TASK DIRECTIONS
Check each line of the material below for "value", then copy the ones that contain it.

DATA
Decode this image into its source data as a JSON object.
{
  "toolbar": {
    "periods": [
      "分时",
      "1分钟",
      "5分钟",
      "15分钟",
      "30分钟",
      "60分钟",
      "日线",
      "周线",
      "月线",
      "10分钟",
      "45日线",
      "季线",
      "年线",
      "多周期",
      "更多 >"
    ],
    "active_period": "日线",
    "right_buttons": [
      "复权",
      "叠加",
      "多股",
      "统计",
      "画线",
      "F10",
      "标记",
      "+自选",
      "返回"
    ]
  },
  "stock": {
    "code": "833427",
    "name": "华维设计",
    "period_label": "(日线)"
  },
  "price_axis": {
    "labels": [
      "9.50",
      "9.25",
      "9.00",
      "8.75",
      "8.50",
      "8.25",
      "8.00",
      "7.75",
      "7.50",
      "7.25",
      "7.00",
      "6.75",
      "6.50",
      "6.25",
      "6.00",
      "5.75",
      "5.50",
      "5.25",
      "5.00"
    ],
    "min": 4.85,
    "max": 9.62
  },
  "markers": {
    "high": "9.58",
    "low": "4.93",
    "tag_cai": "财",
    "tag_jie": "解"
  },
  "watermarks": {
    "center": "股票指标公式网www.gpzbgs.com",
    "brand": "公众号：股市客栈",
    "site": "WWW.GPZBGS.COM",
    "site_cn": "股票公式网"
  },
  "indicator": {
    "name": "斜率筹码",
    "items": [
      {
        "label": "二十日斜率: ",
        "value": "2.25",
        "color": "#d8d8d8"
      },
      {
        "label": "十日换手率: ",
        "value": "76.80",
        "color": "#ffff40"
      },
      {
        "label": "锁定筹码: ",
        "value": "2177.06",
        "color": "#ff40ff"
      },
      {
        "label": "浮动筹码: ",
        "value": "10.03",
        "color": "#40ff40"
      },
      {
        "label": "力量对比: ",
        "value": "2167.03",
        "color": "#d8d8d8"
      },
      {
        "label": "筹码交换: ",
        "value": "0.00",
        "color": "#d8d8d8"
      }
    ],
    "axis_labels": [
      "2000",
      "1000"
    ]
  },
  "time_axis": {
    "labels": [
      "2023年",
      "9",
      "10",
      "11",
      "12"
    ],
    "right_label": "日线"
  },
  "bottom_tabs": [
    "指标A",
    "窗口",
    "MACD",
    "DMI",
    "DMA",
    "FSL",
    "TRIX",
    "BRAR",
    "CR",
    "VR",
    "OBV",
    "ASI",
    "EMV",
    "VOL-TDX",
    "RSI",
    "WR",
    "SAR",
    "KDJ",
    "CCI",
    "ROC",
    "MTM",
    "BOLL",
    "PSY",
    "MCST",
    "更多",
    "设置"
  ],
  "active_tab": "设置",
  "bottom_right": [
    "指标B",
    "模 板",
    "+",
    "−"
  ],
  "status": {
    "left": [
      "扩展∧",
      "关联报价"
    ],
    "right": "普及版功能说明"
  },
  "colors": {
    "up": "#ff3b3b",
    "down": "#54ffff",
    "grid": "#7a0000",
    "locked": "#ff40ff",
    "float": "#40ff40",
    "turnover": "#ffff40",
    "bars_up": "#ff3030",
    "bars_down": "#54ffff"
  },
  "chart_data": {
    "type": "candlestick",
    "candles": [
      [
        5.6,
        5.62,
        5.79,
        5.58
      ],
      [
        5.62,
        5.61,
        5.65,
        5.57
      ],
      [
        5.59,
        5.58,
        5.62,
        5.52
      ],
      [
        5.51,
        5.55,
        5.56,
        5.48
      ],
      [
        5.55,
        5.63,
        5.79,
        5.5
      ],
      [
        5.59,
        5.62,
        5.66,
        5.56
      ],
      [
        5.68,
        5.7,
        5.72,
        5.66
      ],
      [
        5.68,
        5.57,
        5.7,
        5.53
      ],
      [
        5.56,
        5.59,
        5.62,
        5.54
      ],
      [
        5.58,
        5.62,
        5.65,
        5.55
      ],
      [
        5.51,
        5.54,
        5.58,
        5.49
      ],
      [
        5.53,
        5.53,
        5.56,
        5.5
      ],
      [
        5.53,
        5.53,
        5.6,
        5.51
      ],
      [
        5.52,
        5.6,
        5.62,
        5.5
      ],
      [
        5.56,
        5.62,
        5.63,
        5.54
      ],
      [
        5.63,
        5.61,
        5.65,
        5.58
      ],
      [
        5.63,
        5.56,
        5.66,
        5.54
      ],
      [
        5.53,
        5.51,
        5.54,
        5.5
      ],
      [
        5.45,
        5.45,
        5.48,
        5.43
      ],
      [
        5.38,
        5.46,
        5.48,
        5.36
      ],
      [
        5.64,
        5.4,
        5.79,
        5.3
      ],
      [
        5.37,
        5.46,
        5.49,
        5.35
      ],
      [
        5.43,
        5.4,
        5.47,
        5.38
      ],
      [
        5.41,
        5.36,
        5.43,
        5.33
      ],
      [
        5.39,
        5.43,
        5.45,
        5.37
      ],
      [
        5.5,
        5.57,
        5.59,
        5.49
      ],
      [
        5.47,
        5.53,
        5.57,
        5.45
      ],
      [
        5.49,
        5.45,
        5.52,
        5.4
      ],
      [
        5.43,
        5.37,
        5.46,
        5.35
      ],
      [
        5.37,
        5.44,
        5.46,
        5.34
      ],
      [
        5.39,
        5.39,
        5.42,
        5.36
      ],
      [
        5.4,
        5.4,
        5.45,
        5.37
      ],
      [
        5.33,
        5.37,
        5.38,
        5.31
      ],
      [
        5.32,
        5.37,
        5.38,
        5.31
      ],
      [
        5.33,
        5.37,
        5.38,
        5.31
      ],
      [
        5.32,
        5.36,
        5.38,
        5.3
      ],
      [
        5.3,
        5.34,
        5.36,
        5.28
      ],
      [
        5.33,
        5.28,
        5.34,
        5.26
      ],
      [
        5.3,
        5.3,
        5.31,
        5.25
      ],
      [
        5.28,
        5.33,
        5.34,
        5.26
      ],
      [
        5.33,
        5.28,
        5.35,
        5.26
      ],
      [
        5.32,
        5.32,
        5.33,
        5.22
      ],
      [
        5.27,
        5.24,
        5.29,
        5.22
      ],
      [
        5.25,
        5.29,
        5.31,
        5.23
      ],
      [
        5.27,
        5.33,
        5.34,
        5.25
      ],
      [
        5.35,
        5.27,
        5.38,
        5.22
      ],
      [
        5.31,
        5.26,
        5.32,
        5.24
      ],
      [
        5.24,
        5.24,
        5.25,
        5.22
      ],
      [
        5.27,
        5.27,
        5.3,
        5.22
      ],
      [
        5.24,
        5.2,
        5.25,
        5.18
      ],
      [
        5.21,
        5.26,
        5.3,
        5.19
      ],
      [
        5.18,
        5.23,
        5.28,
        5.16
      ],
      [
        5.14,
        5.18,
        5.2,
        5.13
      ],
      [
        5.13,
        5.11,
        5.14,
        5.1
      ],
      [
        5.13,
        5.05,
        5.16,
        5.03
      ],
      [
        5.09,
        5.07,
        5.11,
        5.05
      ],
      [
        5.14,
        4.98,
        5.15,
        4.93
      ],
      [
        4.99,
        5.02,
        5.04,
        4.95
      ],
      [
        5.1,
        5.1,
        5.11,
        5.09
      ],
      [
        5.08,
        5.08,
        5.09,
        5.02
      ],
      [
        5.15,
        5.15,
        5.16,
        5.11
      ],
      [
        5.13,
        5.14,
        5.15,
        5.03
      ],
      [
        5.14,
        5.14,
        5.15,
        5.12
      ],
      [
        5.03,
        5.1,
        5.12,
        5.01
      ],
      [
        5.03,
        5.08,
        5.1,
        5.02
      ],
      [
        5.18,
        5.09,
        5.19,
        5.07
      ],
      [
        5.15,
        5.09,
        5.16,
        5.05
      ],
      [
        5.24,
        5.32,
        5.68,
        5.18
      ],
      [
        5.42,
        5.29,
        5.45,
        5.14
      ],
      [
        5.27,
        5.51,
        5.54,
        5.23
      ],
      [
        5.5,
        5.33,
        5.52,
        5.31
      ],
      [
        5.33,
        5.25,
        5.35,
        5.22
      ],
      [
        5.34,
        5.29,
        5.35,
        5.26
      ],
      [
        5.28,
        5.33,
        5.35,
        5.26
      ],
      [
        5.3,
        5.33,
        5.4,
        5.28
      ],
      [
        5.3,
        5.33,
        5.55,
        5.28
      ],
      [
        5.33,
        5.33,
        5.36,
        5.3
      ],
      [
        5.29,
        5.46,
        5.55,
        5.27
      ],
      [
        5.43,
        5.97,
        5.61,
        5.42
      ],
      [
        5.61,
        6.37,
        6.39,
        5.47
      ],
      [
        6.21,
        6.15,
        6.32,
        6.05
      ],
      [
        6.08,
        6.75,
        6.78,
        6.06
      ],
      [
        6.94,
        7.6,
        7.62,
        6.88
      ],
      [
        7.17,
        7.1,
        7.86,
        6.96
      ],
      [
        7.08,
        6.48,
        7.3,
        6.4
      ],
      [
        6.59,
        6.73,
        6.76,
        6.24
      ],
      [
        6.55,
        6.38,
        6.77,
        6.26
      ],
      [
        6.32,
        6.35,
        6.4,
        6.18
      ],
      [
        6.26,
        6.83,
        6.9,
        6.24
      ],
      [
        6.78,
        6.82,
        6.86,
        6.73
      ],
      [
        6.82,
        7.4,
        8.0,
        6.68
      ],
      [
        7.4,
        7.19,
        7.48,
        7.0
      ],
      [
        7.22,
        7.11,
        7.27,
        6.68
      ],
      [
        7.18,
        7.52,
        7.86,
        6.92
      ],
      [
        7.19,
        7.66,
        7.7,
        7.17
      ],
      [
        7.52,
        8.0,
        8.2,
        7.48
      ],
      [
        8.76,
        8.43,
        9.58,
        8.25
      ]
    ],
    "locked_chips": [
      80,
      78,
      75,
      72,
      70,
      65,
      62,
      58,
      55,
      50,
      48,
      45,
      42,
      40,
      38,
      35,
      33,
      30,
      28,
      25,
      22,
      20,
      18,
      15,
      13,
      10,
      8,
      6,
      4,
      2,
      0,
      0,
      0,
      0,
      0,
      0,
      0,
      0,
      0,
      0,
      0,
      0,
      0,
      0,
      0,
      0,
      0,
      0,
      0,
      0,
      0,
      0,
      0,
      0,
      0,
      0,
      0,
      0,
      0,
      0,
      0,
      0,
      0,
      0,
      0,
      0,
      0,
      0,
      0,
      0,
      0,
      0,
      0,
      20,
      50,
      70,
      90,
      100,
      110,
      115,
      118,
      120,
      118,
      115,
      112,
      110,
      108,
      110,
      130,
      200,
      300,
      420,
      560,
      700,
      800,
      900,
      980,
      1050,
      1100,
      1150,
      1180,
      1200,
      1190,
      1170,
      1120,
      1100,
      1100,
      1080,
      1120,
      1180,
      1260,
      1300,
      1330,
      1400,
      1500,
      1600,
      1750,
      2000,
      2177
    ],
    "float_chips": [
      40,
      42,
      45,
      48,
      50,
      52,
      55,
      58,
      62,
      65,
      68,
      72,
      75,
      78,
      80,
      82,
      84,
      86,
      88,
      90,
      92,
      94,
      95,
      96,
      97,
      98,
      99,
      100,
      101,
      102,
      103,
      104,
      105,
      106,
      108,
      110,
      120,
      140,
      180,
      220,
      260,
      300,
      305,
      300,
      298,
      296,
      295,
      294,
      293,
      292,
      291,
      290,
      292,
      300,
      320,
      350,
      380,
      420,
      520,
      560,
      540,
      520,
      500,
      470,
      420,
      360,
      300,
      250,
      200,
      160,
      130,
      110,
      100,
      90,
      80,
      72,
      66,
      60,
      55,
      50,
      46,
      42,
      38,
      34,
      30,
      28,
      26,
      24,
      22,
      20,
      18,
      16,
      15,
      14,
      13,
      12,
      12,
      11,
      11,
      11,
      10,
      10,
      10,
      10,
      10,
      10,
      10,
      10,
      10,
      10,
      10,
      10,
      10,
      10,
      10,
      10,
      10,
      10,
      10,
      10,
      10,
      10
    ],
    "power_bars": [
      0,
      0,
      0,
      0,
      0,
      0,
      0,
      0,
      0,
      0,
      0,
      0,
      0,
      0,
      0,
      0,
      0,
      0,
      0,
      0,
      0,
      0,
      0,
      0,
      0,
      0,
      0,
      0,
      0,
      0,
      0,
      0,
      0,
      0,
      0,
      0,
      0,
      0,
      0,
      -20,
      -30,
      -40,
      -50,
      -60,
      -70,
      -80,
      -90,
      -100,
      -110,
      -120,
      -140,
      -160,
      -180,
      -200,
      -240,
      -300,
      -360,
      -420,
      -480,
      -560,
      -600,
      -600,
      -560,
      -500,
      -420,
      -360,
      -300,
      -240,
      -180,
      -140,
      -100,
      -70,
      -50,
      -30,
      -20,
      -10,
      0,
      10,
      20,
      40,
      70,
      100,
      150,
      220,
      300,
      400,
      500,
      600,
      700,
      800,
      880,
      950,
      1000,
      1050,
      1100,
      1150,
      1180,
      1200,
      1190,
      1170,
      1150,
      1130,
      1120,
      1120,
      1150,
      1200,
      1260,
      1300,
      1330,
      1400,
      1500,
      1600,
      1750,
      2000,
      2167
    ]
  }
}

EXERCISE OUTPUT
        "value": "2.25",
        "value": "76.80",
        "value": "2177.06",
        "value": "10.03",
        "value": "2167.03",
        "value": "0.00",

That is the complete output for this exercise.